• MATERIAL SHOWN:
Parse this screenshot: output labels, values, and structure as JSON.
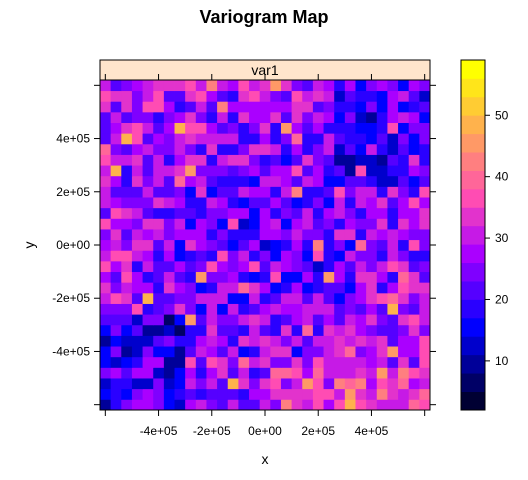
{
  "chart_data": {
    "type": "heatmap",
    "title": "Variogram Map",
    "panel_label": "var1",
    "xlabel": "x",
    "ylabel": "y",
    "xlim": [
      -620000,
      620000
    ],
    "ylim": [
      -620000,
      620000
    ],
    "x_ticks": [
      -400000,
      -200000,
      0,
      200000,
      400000
    ],
    "y_ticks": [
      -400000,
      -200000,
      0,
      200000,
      400000
    ],
    "x_tick_labels": [
      "-4e+05",
      "-2e+05",
      "0e+00",
      "2e+05",
      "4e+05"
    ],
    "y_tick_labels": [
      "-4e+05",
      "-2e+05",
      "0e+00",
      "2e+05",
      "4e+05"
    ],
    "colorbar": {
      "min": 2,
      "max": 59,
      "ticks": [
        10,
        20,
        30,
        40,
        50
      ],
      "tick_labels": [
        "10",
        "20",
        "30",
        "40",
        "50"
      ],
      "colors": [
        "#000033",
        "#000066",
        "#000099",
        "#0000CC",
        "#0000FF",
        "#2A00FF",
        "#5500FF",
        "#7F00FF",
        "#AA00FF",
        "#C61AE6",
        "#E233CC",
        "#FF4CB3",
        "#FF6699",
        "#FF7F80",
        "#FF9966",
        "#FFB24C",
        "#FFCC33",
        "#FFE51A",
        "#FFFF00"
      ]
    },
    "grid": {
      "nx": 31,
      "ny": 31,
      "cell_size": 40000
    },
    "legend": "right",
    "grid_lines": false
  }
}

• SHORT EXERCISE: Copy out all of the material exactly as written, without its pictures.

• REPLY:
Parse this screenshot: output labels, values, and structure as JSON.
{
  "chart_data": {
    "type": "heatmap",
    "title": "Variogram Map",
    "panel_label": "var1",
    "xlabel": "x",
    "ylabel": "y",
    "xlim": [
      -620000,
      620000
    ],
    "ylim": [
      -620000,
      620000
    ],
    "x_ticks": [
      -400000,
      -200000,
      0,
      200000,
      400000
    ],
    "y_ticks": [
      -400000,
      -200000,
      0,
      200000,
      400000
    ],
    "x_tick_labels": [
      "-4e+05",
      "-2e+05",
      "0e+00",
      "2e+05",
      "4e+05"
    ],
    "y_tick_labels": [
      "-4e+05",
      "-2e+05",
      "0e+00",
      "2e+05",
      "4e+05"
    ],
    "colorbar": {
      "min": 2,
      "max": 59,
      "ticks": [
        10,
        20,
        30,
        40,
        50
      ],
      "tick_labels": [
        "10",
        "20",
        "30",
        "40",
        "50"
      ],
      "colors": [
        "#000033",
        "#000066",
        "#000099",
        "#0000CC",
        "#0000FF",
        "#2A00FF",
        "#5500FF",
        "#7F00FF",
        "#AA00FF",
        "#C61AE6",
        "#E233CC",
        "#FF4CB3",
        "#FF6699",
        "#FF7F80",
        "#FF9966",
        "#FFB24C",
        "#FFCC33",
        "#FFE51A",
        "#FFFF00"
      ]
    },
    "grid": {
      "nx": 31,
      "ny": 31,
      "cell_size": 40000
    },
    "legend": "right",
    "grid_lines": false
  }
}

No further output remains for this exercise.